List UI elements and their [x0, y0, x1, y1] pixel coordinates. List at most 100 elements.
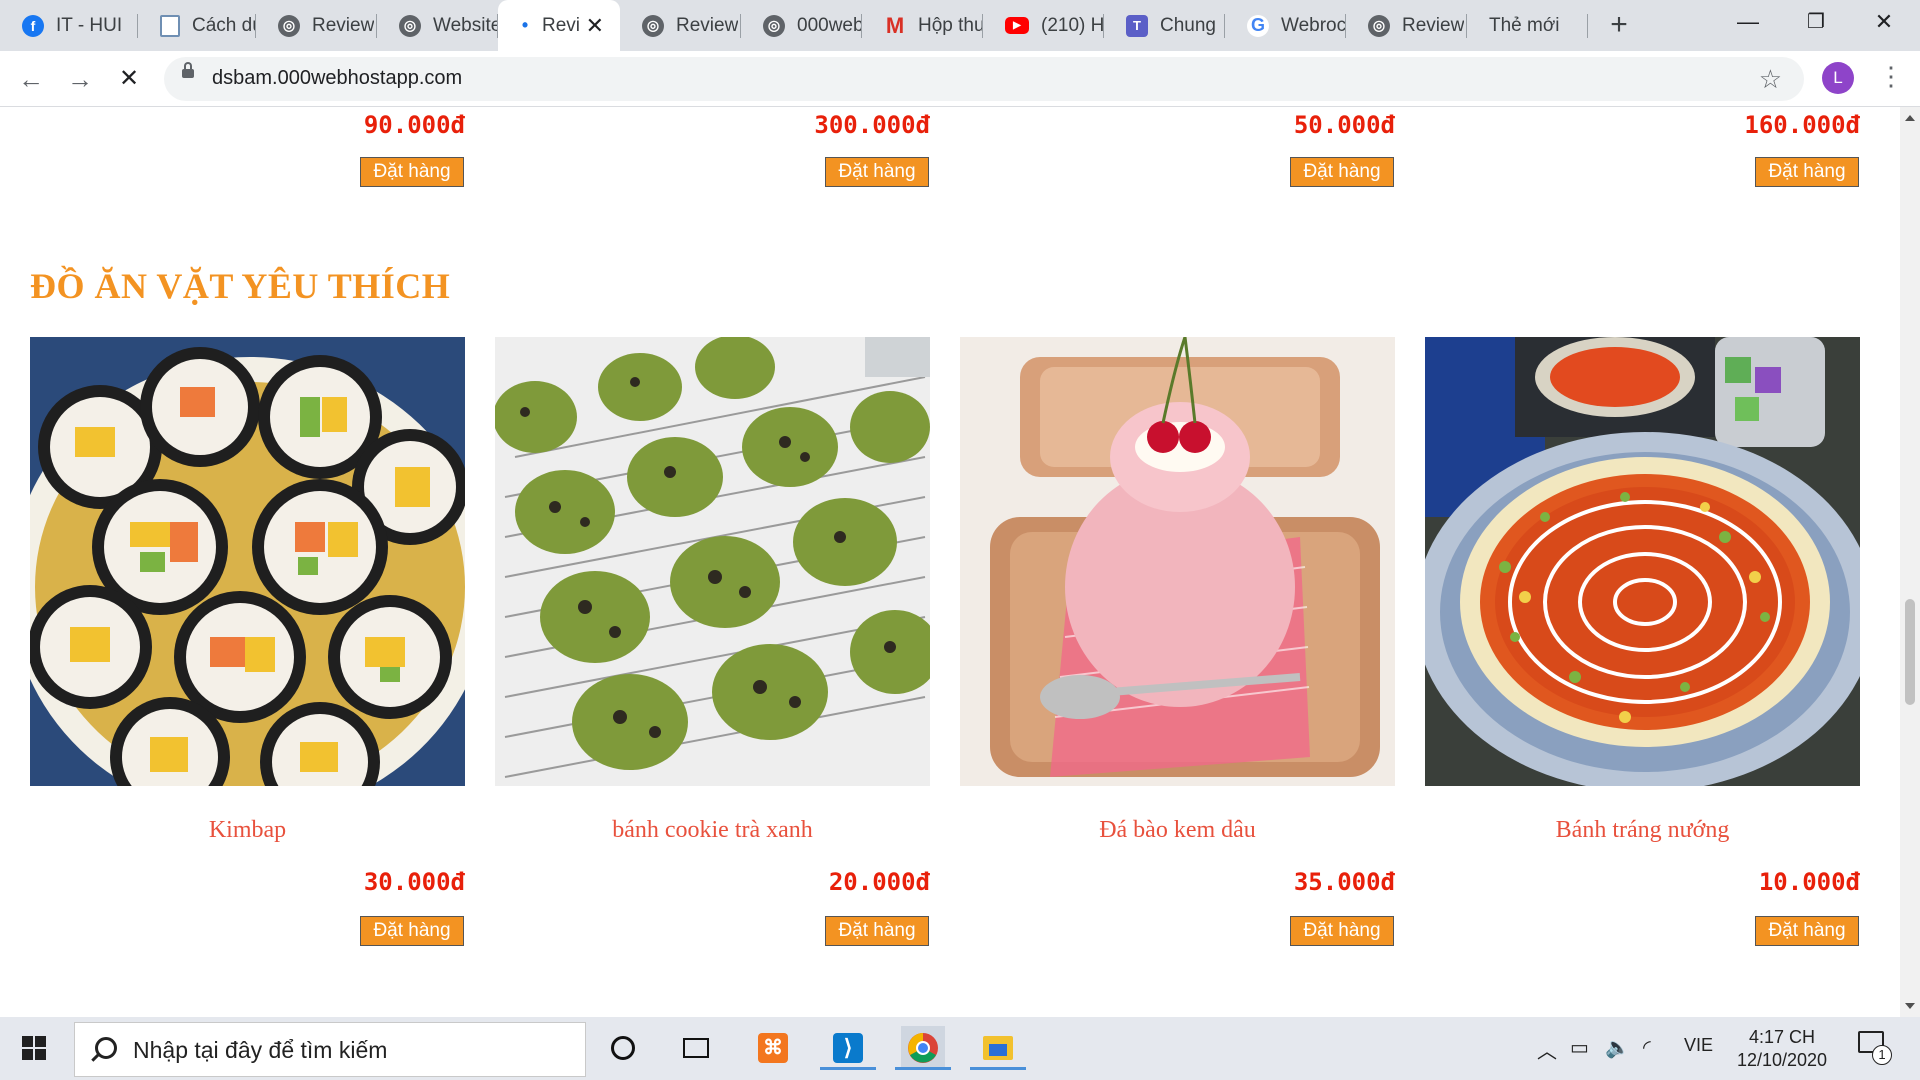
tab-review-3[interactable]: ◎ Review — [1346, 0, 1467, 51]
product-price: 300.000đ — [814, 111, 930, 139]
clock-time: 4:17 CH — [1748, 1027, 1816, 1047]
tab-label: Review — [676, 14, 739, 36]
tab-new[interactable]: Thẻ mới — [1467, 0, 1588, 51]
task-view-icon[interactable] — [674, 1026, 718, 1070]
gmail-icon: M — [885, 12, 905, 38]
xampp-icon[interactable]: ⌘ — [751, 1026, 795, 1070]
tab-label: IT - HUI — [56, 14, 123, 36]
product-image-strawberry-ice[interactable] — [960, 337, 1395, 786]
globe-icon: ◎ — [399, 14, 421, 37]
product-price: 10.000đ — [1758, 868, 1860, 896]
product-image-green-tea[interactable] — [495, 337, 930, 786]
product-name[interactable]: Đá bào kem dâu — [960, 817, 1395, 844]
profile-avatar[interactable]: L — [1822, 62, 1854, 94]
globe-icon: ◎ — [278, 14, 300, 37]
tab-google[interactable]: G Webroc — [1225, 0, 1346, 51]
scroll-thumb[interactable] — [1905, 599, 1915, 705]
order-button[interactable]: Đặt hàng — [825, 916, 929, 946]
tab-label: Cách dù — [192, 14, 256, 36]
volume-icon[interactable]: 🔈 — [1605, 1035, 1630, 1060]
windows-taskbar: Nhập tại đây để tìm kiếm ⌘ ⟩ ︿ ▭ 🔈 ◜ VIE… — [0, 1017, 1920, 1080]
strawberry-shaved-ice-photo — [960, 337, 1395, 786]
chrome-icon[interactable] — [895, 1026, 951, 1070]
globe-icon: ◎ — [763, 14, 785, 37]
youtube-icon: ▶ — [1005, 17, 1029, 34]
restore-button[interactable]: ❐ — [1782, 0, 1850, 44]
product-image-kimbap[interactable] — [30, 337, 465, 786]
tab-label: Webroc — [1281, 14, 1346, 36]
windows-start-icon[interactable] — [22, 1036, 46, 1060]
new-tab-button[interactable]: + — [1602, 9, 1636, 43]
loading-icon: • — [521, 15, 529, 35]
product-price: 30.000đ — [363, 868, 465, 896]
tab-gmail[interactable]: M Hộp thư — [862, 0, 983, 51]
product-image-rice-paper[interactable] — [1425, 337, 1860, 786]
search-icon — [95, 1037, 117, 1059]
taskbar-search[interactable]: Nhập tại đây để tìm kiếm — [74, 1022, 586, 1077]
page-scrollbar[interactable] — [1900, 107, 1920, 1017]
file-explorer-icon[interactable] — [970, 1026, 1026, 1070]
tab-000web[interactable]: ◎ 000web — [741, 0, 862, 51]
order-button[interactable]: Đặt hàng — [1755, 157, 1859, 187]
vscode-icon[interactable]: ⟩ — [820, 1026, 876, 1070]
scroll-up-icon[interactable] — [1905, 115, 1915, 121]
page-viewport: 90.000đ 300.000đ 50.000đ 160.000đ Đặt hà… — [0, 107, 1900, 1017]
scroll-down-icon[interactable] — [1905, 1003, 1915, 1009]
product-price: 160.000đ — [1744, 111, 1860, 139]
product-name[interactable]: Bánh tráng nướng — [1425, 817, 1860, 844]
tab-label: (210) H — [1041, 14, 1104, 36]
wifi-icon[interactable]: ◜ — [1643, 1035, 1651, 1060]
stop-loading-button[interactable]: ✕ — [112, 62, 146, 96]
order-button[interactable]: Đặt hàng — [1290, 157, 1394, 187]
green-tea-muffin-photo — [495, 337, 930, 786]
tab-label: Thẻ mới — [1489, 14, 1560, 36]
minimize-button[interactable]: — — [1714, 0, 1782, 44]
tab-website[interactable]: ◎ Website — [377, 0, 498, 51]
forward-button[interactable]: → — [63, 62, 97, 96]
tab-youtube[interactable]: ▶ (210) H — [983, 0, 1104, 51]
tab-label: Website — [433, 14, 498, 36]
address-bar[interactable]: dsbam.000webhostapp.com ☆ — [164, 57, 1804, 101]
close-window-button[interactable]: ✕ — [1850, 0, 1918, 44]
order-button[interactable]: Đặt hàng — [825, 157, 929, 187]
tab-teams[interactable]: T Chung — [1104, 0, 1225, 51]
search-placeholder[interactable]: Nhập tại đây để tìm kiếm — [133, 1037, 387, 1064]
url-text[interactable]: dsbam.000webhostapp.com — [212, 67, 462, 90]
clock[interactable]: 4:17 CH 12/10/2020 — [1712, 1026, 1852, 1072]
tab-label: Review — [312, 14, 375, 36]
tab-cach-du[interactable]: Cách dù — [138, 0, 256, 51]
tab-it-hui[interactable]: f IT - HUI — [0, 0, 138, 51]
product-name[interactable]: Kimbap — [30, 817, 465, 844]
globe-icon: ◎ — [1368, 14, 1390, 37]
language-indicator[interactable]: VIE — [1684, 1035, 1713, 1056]
tab-label: Hộp thư — [918, 14, 983, 36]
section-title: ĐỒ ĂN VẶT YÊU THÍCH — [30, 266, 451, 306]
google-icon: G — [1247, 14, 1269, 37]
product-name[interactable]: bánh cookie trà xanh — [495, 817, 930, 844]
menu-kebab-icon[interactable]: ⋮ — [1878, 61, 1904, 92]
globe-icon: ◎ — [642, 14, 664, 37]
close-tab-icon[interactable]: ✕ — [586, 13, 604, 39]
product-price: 50.000đ — [1293, 111, 1395, 139]
order-button[interactable]: Đặt hàng — [1755, 916, 1859, 946]
tab-label: Chung — [1160, 14, 1216, 36]
tab-label: Review — [1402, 14, 1465, 36]
product-price: 20.000đ — [828, 868, 930, 896]
product-price: 90.000đ — [363, 111, 465, 139]
order-button[interactable]: Đặt hàng — [360, 157, 464, 187]
notification-center[interactable]: 1 — [1858, 1031, 1892, 1065]
cortana-icon[interactable] — [601, 1026, 645, 1070]
bookmark-star-icon[interactable]: ☆ — [1759, 64, 1782, 95]
tab-bar: f IT - HUI Cách dù ◎ Review ◎ Website • … — [0, 0, 1920, 51]
order-button[interactable]: Đặt hàng — [360, 916, 464, 946]
notification-count: 1 — [1872, 1045, 1892, 1065]
back-button[interactable]: ← — [14, 62, 48, 96]
show-hidden-icons[interactable]: ︿ — [1537, 1035, 1557, 1064]
product-price: 35.000đ — [1293, 868, 1395, 896]
facebook-icon: f — [22, 14, 44, 37]
tab-active-review[interactable]: • Revi ✕ — [498, 0, 620, 51]
order-button[interactable]: Đặt hàng — [1290, 916, 1394, 946]
tab-review-2[interactable]: ◎ Review — [620, 0, 741, 51]
battery-icon[interactable]: ▭ — [1570, 1035, 1589, 1060]
tab-review-1[interactable]: ◎ Review — [256, 0, 377, 51]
======
= TASK TO COMPLETE =
Copy all of the records above word for word, leaving out the pictures.

= EXERCISE OUTPUT =
List UI elements and their [x0, y0, x1, y1] pixel coordinates. List at most 100 elements.
tab-review-3[interactable]: ◎ Review — [1346, 0, 1467, 51]
product-price: 300.000đ — [814, 111, 930, 139]
clock-time: 4:17 CH — [1748, 1027, 1816, 1047]
tab-label: Review — [676, 14, 739, 36]
tab-new[interactable]: Thẻ mới — [1467, 0, 1588, 51]
task-view-icon[interactable] — [674, 1026, 718, 1070]
gmail-icon: M — [885, 12, 905, 38]
xampp-icon[interactable]: ⌘ — [751, 1026, 795, 1070]
tab-label: IT - HUI — [56, 14, 123, 36]
product-image-strawberry-ice[interactable] — [960, 337, 1395, 786]
globe-icon: ◎ — [399, 14, 421, 37]
product-price: 10.000đ — [1758, 868, 1860, 896]
product-image-green-tea[interactable] — [495, 337, 930, 786]
product-name[interactable]: Đá bào kem dâu — [960, 817, 1395, 844]
profile-avatar[interactable]: L — [1822, 62, 1854, 94]
globe-icon: ◎ — [278, 14, 300, 37]
tab-google[interactable]: G Webroc — [1225, 0, 1346, 51]
scroll-thumb[interactable] — [1905, 599, 1915, 705]
order-button[interactable]: Đặt hàng — [825, 916, 929, 946]
tab-label: Cách dù — [192, 14, 256, 36]
volume-icon[interactable]: 🔈 — [1605, 1035, 1630, 1060]
windows-taskbar: Nhập tại đây để tìm kiếm ⌘ ⟩ ︿ ▭ 🔈 ◜ VIE… — [0, 1017, 1920, 1080]
strawberry-shaved-ice-photo — [960, 337, 1395, 786]
chrome-icon[interactable] — [895, 1026, 951, 1070]
globe-icon: ◎ — [763, 14, 785, 37]
youtube-icon: ▶ — [1005, 17, 1029, 34]
restore-button[interactable]: ❐ — [1782, 0, 1850, 44]
product-image-kimbap[interactable] — [30, 337, 465, 786]
tab-label: Webroc — [1281, 14, 1346, 36]
windows-start-icon[interactable] — [22, 1036, 46, 1060]
new-tab-button[interactable]: + — [1602, 9, 1636, 43]
loading-icon: • — [521, 15, 529, 35]
product-price: 30.000đ — [363, 868, 465, 896]
tab-gmail[interactable]: M Hộp thư — [862, 0, 983, 51]
product-image-rice-paper[interactable] — [1425, 337, 1860, 786]
search-icon — [95, 1037, 117, 1059]
taskbar-search[interactable]: Nhập tại đây để tìm kiếm — [74, 1022, 586, 1077]
page-scrollbar[interactable] — [1900, 107, 1920, 1017]
file-explorer-icon[interactable] — [970, 1026, 1026, 1070]
tab-000web[interactable]: ◎ 000web — [741, 0, 862, 51]
order-button[interactable]: Đặt hàng — [1755, 157, 1859, 187]
vscode-icon[interactable]: ⟩ — [820, 1026, 876, 1070]
scroll-up-icon[interactable] — [1905, 115, 1915, 121]
page-viewport: 90.000đ 300.000đ 50.000đ 160.000đ Đặt hà… — [0, 107, 1900, 1017]
scroll-down-icon[interactable] — [1905, 1003, 1915, 1009]
product-price: 160.000đ — [1744, 111, 1860, 139]
product-name[interactable]: Bánh tráng nướng — [1425, 817, 1860, 844]
tab-label: (210) H — [1041, 14, 1104, 36]
wifi-icon[interactable]: ◜ — [1643, 1035, 1651, 1060]
stop-loading-button[interactable]: ✕ — [112, 62, 146, 96]
order-button[interactable]: Đặt hàng — [1290, 157, 1394, 187]
green-tea-muffin-photo — [495, 337, 930, 786]
tab-label: Thẻ mới — [1489, 14, 1560, 36]
minimize-button[interactable]: — — [1714, 0, 1782, 44]
tab-website[interactable]: ◎ Website — [377, 0, 498, 51]
forward-button[interactable]: → — [63, 62, 97, 96]
tab-youtube[interactable]: ▶ (210) H — [983, 0, 1104, 51]
tab-label: Website — [433, 14, 498, 36]
address-bar[interactable]: dsbam.000webhostapp.com ☆ — [164, 57, 1804, 101]
close-window-button[interactable]: ✕ — [1850, 0, 1918, 44]
order-button[interactable]: Đặt hàng — [825, 157, 929, 187]
tab-teams[interactable]: T Chung — [1104, 0, 1225, 51]
search-placeholder[interactable]: Nhập tại đây để tìm kiếm — [133, 1037, 387, 1064]
url-text[interactable]: dsbam.000webhostapp.com — [212, 67, 462, 90]
clock[interactable]: 4:17 CH 12/10/2020 — [1712, 1026, 1852, 1072]
tab-label: Review — [312, 14, 375, 36]
tab-cach-du[interactable]: Cách dù — [138, 0, 256, 51]
tab-it-hui[interactable]: f IT - HUI — [0, 0, 138, 51]
product-name[interactable]: Kimbap — [30, 817, 465, 844]
globe-icon: ◎ — [1368, 14, 1390, 37]
language-indicator[interactable]: VIE — [1684, 1035, 1713, 1056]
tab-label: Hộp thư — [918, 14, 983, 36]
section-title: ĐỒ ĂN VẶT YÊU THÍCH — [30, 266, 451, 306]
google-icon: G — [1247, 14, 1269, 37]
product-name[interactable]: bánh cookie trà xanh — [495, 817, 930, 844]
menu-kebab-icon[interactable]: ⋮ — [1878, 61, 1904, 92]
globe-icon: ◎ — [642, 14, 664, 37]
close-tab-icon[interactable]: ✕ — [586, 13, 604, 39]
product-price: 50.000đ — [1293, 111, 1395, 139]
order-button[interactable]: Đặt hàng — [1755, 916, 1859, 946]
tab-label: Chung — [1160, 14, 1216, 36]
tab-label: Review — [1402, 14, 1465, 36]
product-price: 20.000đ — [828, 868, 930, 896]
product-price: 90.000đ — [363, 111, 465, 139]
order-button[interactable]: Đặt hàng — [360, 157, 464, 187]
notification-center[interactable]: 1 — [1858, 1031, 1892, 1065]
cortana-icon[interactable] — [601, 1026, 645, 1070]
bookmark-star-icon[interactable]: ☆ — [1759, 64, 1782, 95]
tab-bar: f IT - HUI Cách dù ◎ Review ◎ Website • … — [0, 0, 1920, 51]
order-button[interactable]: Đặt hàng — [360, 916, 464, 946]
notification-count: 1 — [1872, 1045, 1892, 1065]
back-button[interactable]: ← — [14, 62, 48, 96]
show-hidden-icons[interactable]: ︿ — [1537, 1035, 1557, 1064]
product-price: 35.000đ — [1293, 868, 1395, 896]
facebook-icon: f — [22, 14, 44, 37]
tab-active-review[interactable]: • Revi ✕ — [498, 0, 620, 51]
order-button[interactable]: Đặt hàng — [1290, 916, 1394, 946]
tab-review-2[interactable]: ◎ Review — [620, 0, 741, 51]
battery-icon[interactable]: ▭ — [1570, 1035, 1589, 1060]
tab-review-1[interactable]: ◎ Review — [256, 0, 377, 51]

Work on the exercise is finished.